___ Provided records

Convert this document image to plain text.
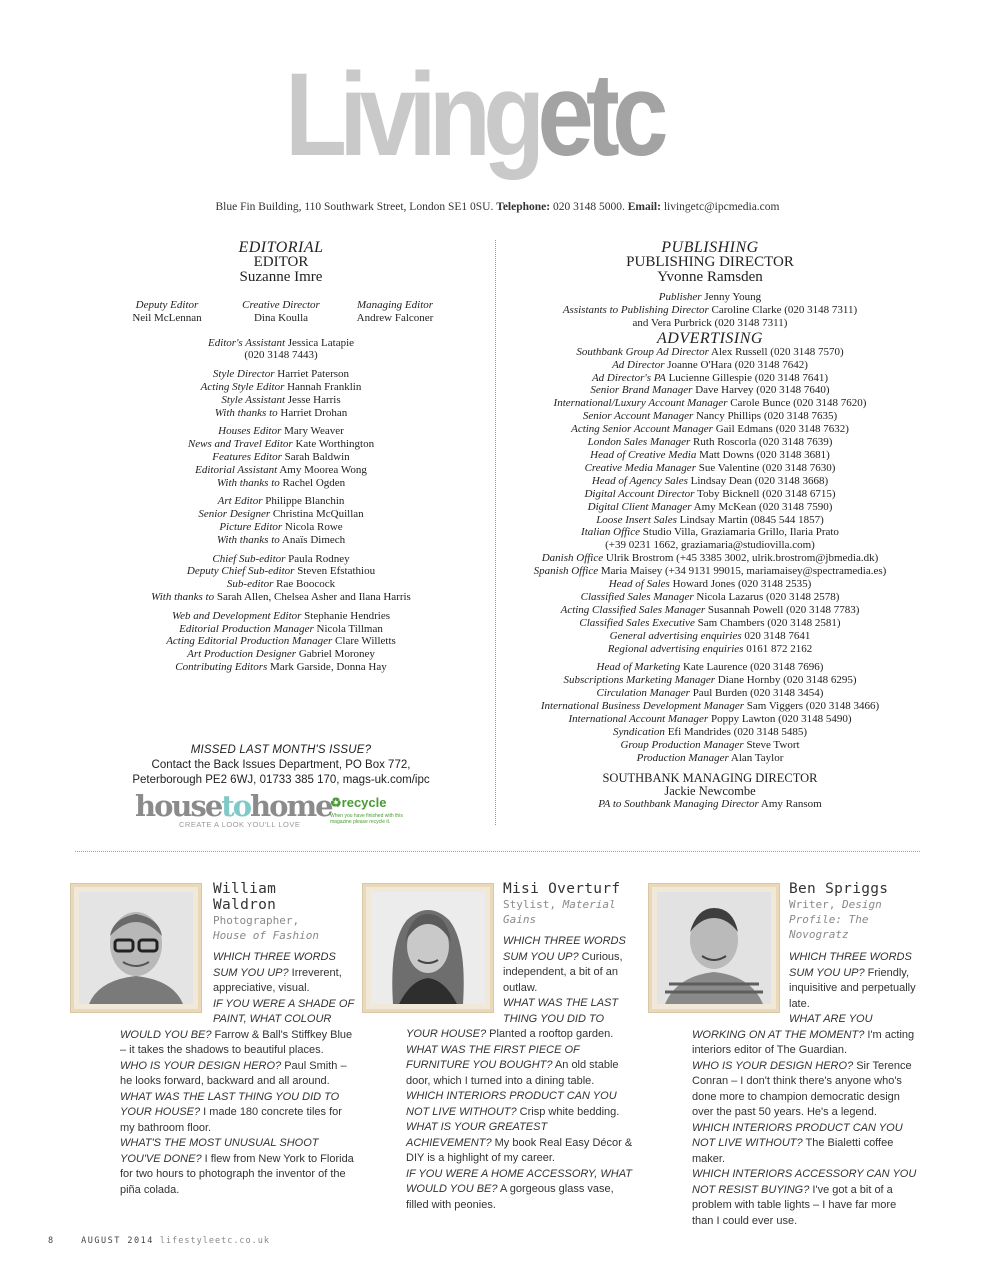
Livingetc
Blue Fin Building, 110 Southwark Street, London SE1 0SU. Telephone: 020 3148 5000. Email: livingetc@ipcmedia.com
EDITORIAL
EDITOR
Suzanne Imre
Deputy Editor
Neil McLennan
Creative Director
Dina Koulla
Managing Editor
Andrew Falconer
Editor's Assistant Jessica Latapie
(020 3148 7443)
Style Director Harriet Paterson
Acting Style Editor Hannah Franklin
Style Assistant Jesse Harris
With thanks to Harriet Drohan
Houses Editor Mary Weaver
News and Travel Editor Kate Worthington
Features Editor Sarah Baldwin
Editorial Assistant Amy Moorea Wong
With thanks to Rachel Ogden
Art Editor Philippe Blanchin
Senior Designer Christina McQuillan
Picture Editor Nicola Rowe
With thanks to Anaïs Dimech
Chief Sub-editor Paula Rodney
Deputy Chief Sub-editor Steven Efstathiou
Sub-editor Rae Boocock
With thanks to Sarah Allen, Chelsea Asher and Ilana Harris
Web and Development Editor Stephanie Hendries
Editorial Production Manager Nicola Tillman
Acting Editorial Production Manager Clare Willetts
Art Production Designer Gabriel Moroney
Contributing Editors Mark Garside, Donna Hay
MISSED LAST MONTH'S ISSUE?
Contact the Back Issues Department, PO Box 772,
Peterborough PE2 6WJ, 01733 385 170, mags-uk.com/ipc
housetohome
CREATE A LOOK YOU'LL LOVE
♻recycle
When you have finished with this magazine please recycle it.
PUBLISHING
PUBLISHING DIRECTOR
Yvonne Ramsden
Publisher Jenny Young
Assistants to Publishing Director Caroline Clarke (020 3148 7311)
and Vera Purbrick (020 3148 7311)
ADVERTISING
Southbank Group Ad Director Alex Russell (020 3148 7570)
Ad Director Joanne O'Hara (020 3148 7642)
Ad Director's PA Lucienne Gillespie (020 3148 7641)
Senior Brand Manager Dave Harvey (020 3148 7640)
International/Luxury Account Manager Carole Bunce (020 3148 7620)
Senior Account Manager Nancy Phillips (020 3148 7635)
Acting Senior Account Manager Gail Edmans (020 3148 7632)
London Sales Manager Ruth Roscorla (020 3148 7639)
Head of Creative Media Matt Downs (020 3148 3681)
Creative Media Manager Sue Valentine (020 3148 7630)
Head of Agency Sales Lindsay Dean (020 3148 3668)
Digital Account Director Toby Bicknell (020 3148 6715)
Digital Client Manager Amy McKean (020 3148 7590)
Loose Insert Sales Lindsay Martin (0845 544 1857)
Italian Office Studio Villa, Graziamaria Grillo, Ilaria Prato
(+39 0231 1662, graziamaria@studiovilla.com)
Danish Office Ulrik Brostrom (+45 3385 3002, ulrik.brostrom@jbmedia.dk)
Spanish Office Maria Maisey (+34 9131 99015, mariamaisey@spectramedia.es)
Head of Sales Howard Jones (020 3148 2535)
Classified Sales Manager Nicola Lazarus (020 3148 2578)
Acting Classified Sales Manager Susannah Powell (020 3148 7783)
Classified Sales Executive Sam Chambers (020 3148 2581)
General advertising enquiries 020 3148 7641
Regional advertising enquiries 0161 872 2162
Head of Marketing Kate Laurence (020 3148 7696)
Subscriptions Marketing Manager Diane Hornby (020 3148 6295)
Circulation Manager Paul Burden (020 3148 3454)
International Business Development Manager Sam Viggers (020 3148 3466)
International Account Manager Poppy Lawton (020 3148 5490)
Syndication Efi Mandrides (020 3148 5485)
Group Production Manager Steve Twort
Production Manager Alan Taylor
SOUTHBANK MANAGING DIRECTOR
Jackie Newcombe
PA to Southbank Managing Director Amy Ransom
William
Waldron
Photographer,
House of Fashion
WHICH THREE WORDS SUM YOU UP? Irreverent, appreciative, visual.
IF YOU WERE A SHADE OF PAINT, WHAT COLOUR WOULD YOU BE? Farrow & Ball's Stiffkey Blue – it takes the shadows to beautiful places.
WHO IS YOUR DESIGN HERO? Paul Smith – he looks forward, backward and all around.
WHAT WAS THE LAST THING YOU DID TO YOUR HOUSE? I made 180 concrete tiles for my bathroom floor.
WHAT'S THE MOST UNUSUAL SHOOT YOU'VE DONE? I flew from New York to Florida for two hours to photograph the inventor of the piña colada.
Misi Overturf
Stylist, Material Gains
WHICH THREE WORDS SUM YOU UP? Curious, independent, a bit of an outlaw.
WHAT WAS THE LAST THING YOU DID TO YOUR HOUSE? Planted a rooftop garden.
WHAT WAS THE FIRST PIECE OF FURNITURE YOU BOUGHT? An old stable door, which I turned into a dining table.
WHICH INTERIORS PRODUCT CAN YOU NOT LIVE WITHOUT? Crisp white bedding.
WHAT IS YOUR GREATEST ACHIEVEMENT? My book Real Easy Décor & DIY is a highlight of my career.
IF YOU WERE A HOME ACCESSORY, WHAT WOULD YOU BE? A gorgeous glass vase, filled with peonies.
Ben Spriggs
Writer, Design Profile: The Novogratz
WHICH THREE WORDS SUM YOU UP? Friendly, inquisitive and perpetually late.
WHAT ARE YOU WORKING ON AT THE MOMENT? I'm acting interiors editor of The Guardian.
WHO IS YOUR DESIGN HERO? Sir Terence Conran – I don't think there's anyone who's done more to champion democratic design over the past 50 years. He's a legend.
WHICH INTERIORS PRODUCT CAN YOU NOT LIVE WITHOUT? The Bialetti coffee maker.
WHICH INTERIORS ACCESSORY CAN YOU NOT RESIST BUYING? I've got a bit of a problem with table lights – I have far more than I could ever use.
8	AUGUST 2014 lifestyleetc.co.uk
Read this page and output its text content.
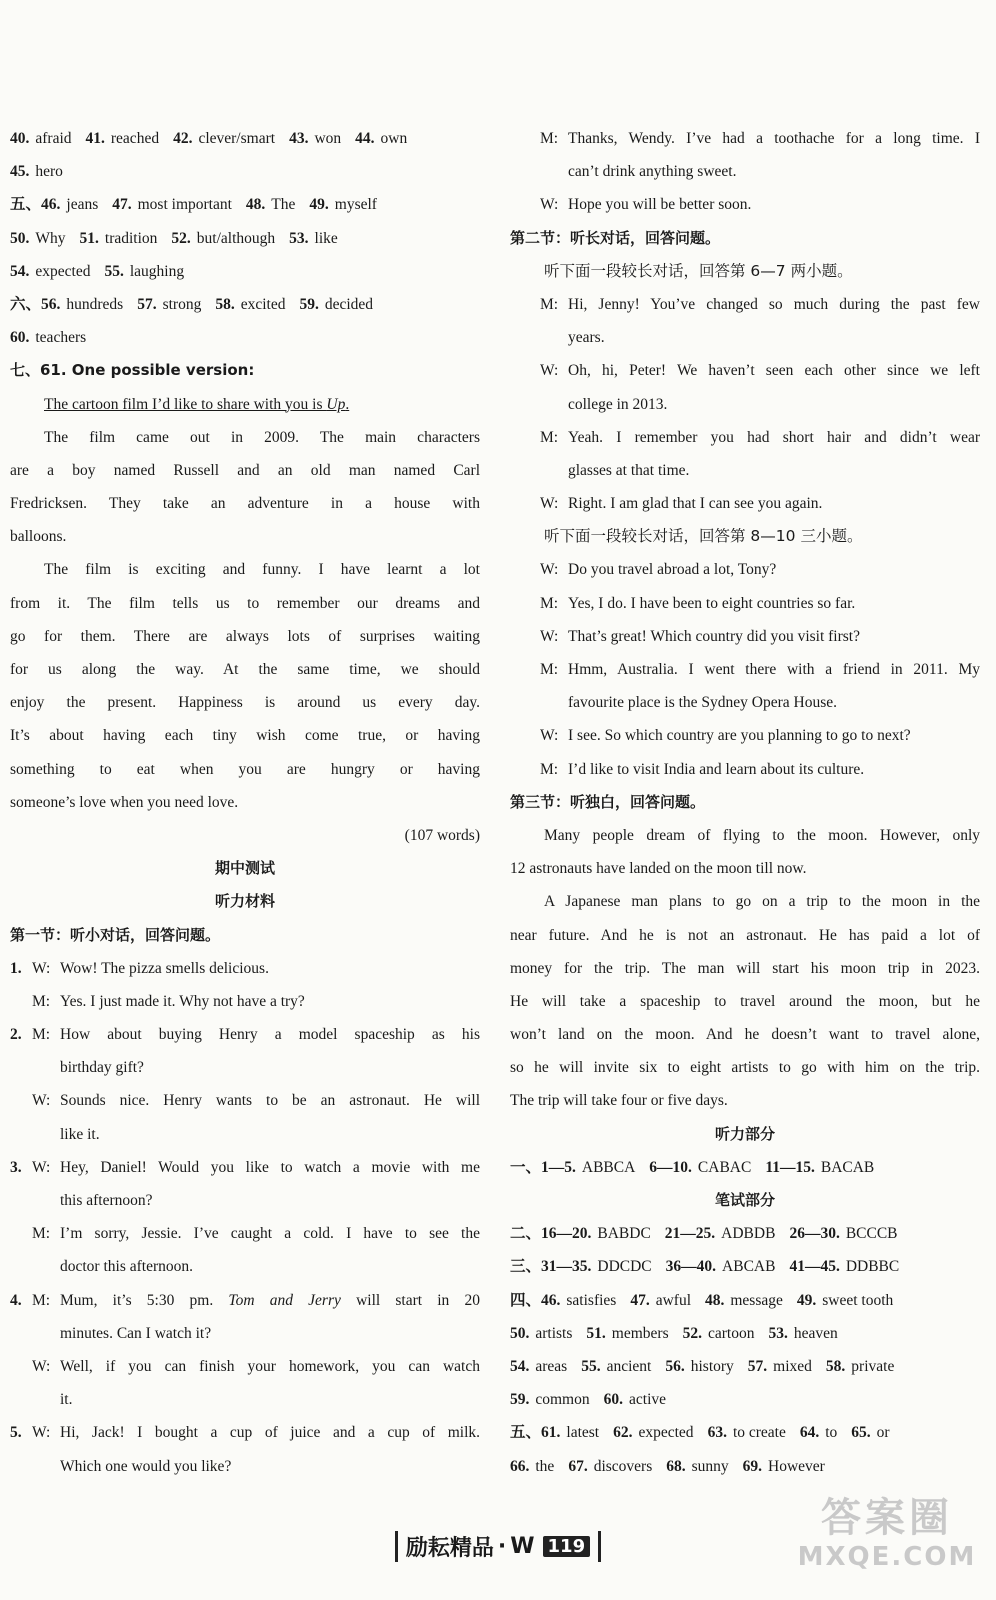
40. afraid 41. reached 42. clever/smart 43. won 44. own
45. hero
五、46. jeans 47. most important 48. The 49. myself
50. Why 51. tradition 52. but/although 53. like
54. expected 55. laughing
六、56. hundreds 57. strong 58. excited 59. decided
60. teachers
七、61. One possible version:
The cartoon film I’d like to share with you is Up.
The film came out in 2009. The main characters
are a boy named Russell and an old man named Carl
Fredricksen. They take an adventure in a house with
balloons.
The film is exciting and funny. I have learnt a lot
from it. The film tells us to remember our dreams and
go for them. There are always lots of surprises waiting
for us along the way. At the same time, we should
enjoy the present. Happiness is around us every day.
It’s about having each tiny wish come true, or having
something to eat when you are hungry or having
someone’s love when you need love.
(107 words)
期中测试
听力材料
第一节：听小对话，回答问题。
1. W: Wow! The pizza smells delicious.
M: Yes. I just made it. Why not have a try?
2. M: How about buying Henry a model spaceship as his
birthday gift?
W: Sounds nice. Henry wants to be an astronaut. He will
like it.
3. W: Hey, Daniel! Would you like to watch a movie with me
this afternoon?
M: I’m sorry, Jessie. I’ve caught a cold. I have to see the
doctor this afternoon.
4. M: Mum, it’s 5:30 pm. Tom and Jerry will start in 20
minutes. Can I watch it?
W: Well, if you can finish your homework, you can watch
it.
5. W: Hi, Jack! I bought a cup of juice and a cup of milk.
Which one would you like?
M: Thanks, Wendy. I’ve had a toothache for a long time. I
can’t drink anything sweet.
W: Hope you will be better soon.
第二节：听长对话，回答问题。
听下面一段较长对话，回答第 6—7 两小题。
M: Hi, Jenny! You’ve changed so much during the past few
years.
W: Oh, hi, Peter! We haven’t seen each other since we left
college in 2013.
M: Yeah. I remember you had short hair and didn’t wear
glasses at that time.
W: Right. I am glad that I can see you again.
听下面一段较长对话，回答第 8—10 三小题。
W: Do you travel abroad a lot, Tony?
M: Yes, I do. I have been to eight countries so far.
W: That’s great! Which country did you visit first?
M: Hmm, Australia. I went there with a friend in 2011. My
favourite place is the Sydney Opera House.
W: I see. So which country are you planning to go to next?
M: I’d like to visit India and learn about its culture.
第三节：听独白，回答问题。
Many people dream of flying to the moon. However, only
12 astronauts have landed on the moon till now.
A Japanese man plans to go on a trip to the moon in the
near future. And he is not an astronaut. He has paid a lot of
money for the trip. The man will start his moon trip in 2023.
He will take a spaceship to travel around the moon, but he
won’t land on the moon. And he doesn’t want to travel alone,
so he will invite six to eight artists to go with him on the trip.
The trip will take four or five days.
听力部分
一、1—5. ABBCA 6—10. CABAC 11—15. BACAB
笔试部分
二、16—20. BABDC 21—25. ADBDB 26—30. BCCCB
三、31—35. DDCDC 36—40. ABCAB 41—45. DDBBC
四、46. satisfies 47. awful 48. message 49. sweet tooth
50. artists 51. members 52. cartoon 53. heaven
54. areas 55. ancient 56. history 57. mixed 58. private
59. common 60. active
五、61. latest 62. expected 63. to create 64. to 65. or
66. the 67. discovers 68. sunny 69. However
励耘精品 · W 119
答案圈
MXQE.COM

______

▸ **What is asked**
List each line in the listing that contains the string "Office".

▸ **The completed task**
Italian Office Studio Villa, Graziamaria Grillo, Ilaria Prato
Danish Office Ulrik Brostrom (+45 3385 3002, ulrik.brostrom@jbmedia.dk)
Spanish Office Maria Maisey (+34 9131 99015, mariamaisey@spectramedia.es)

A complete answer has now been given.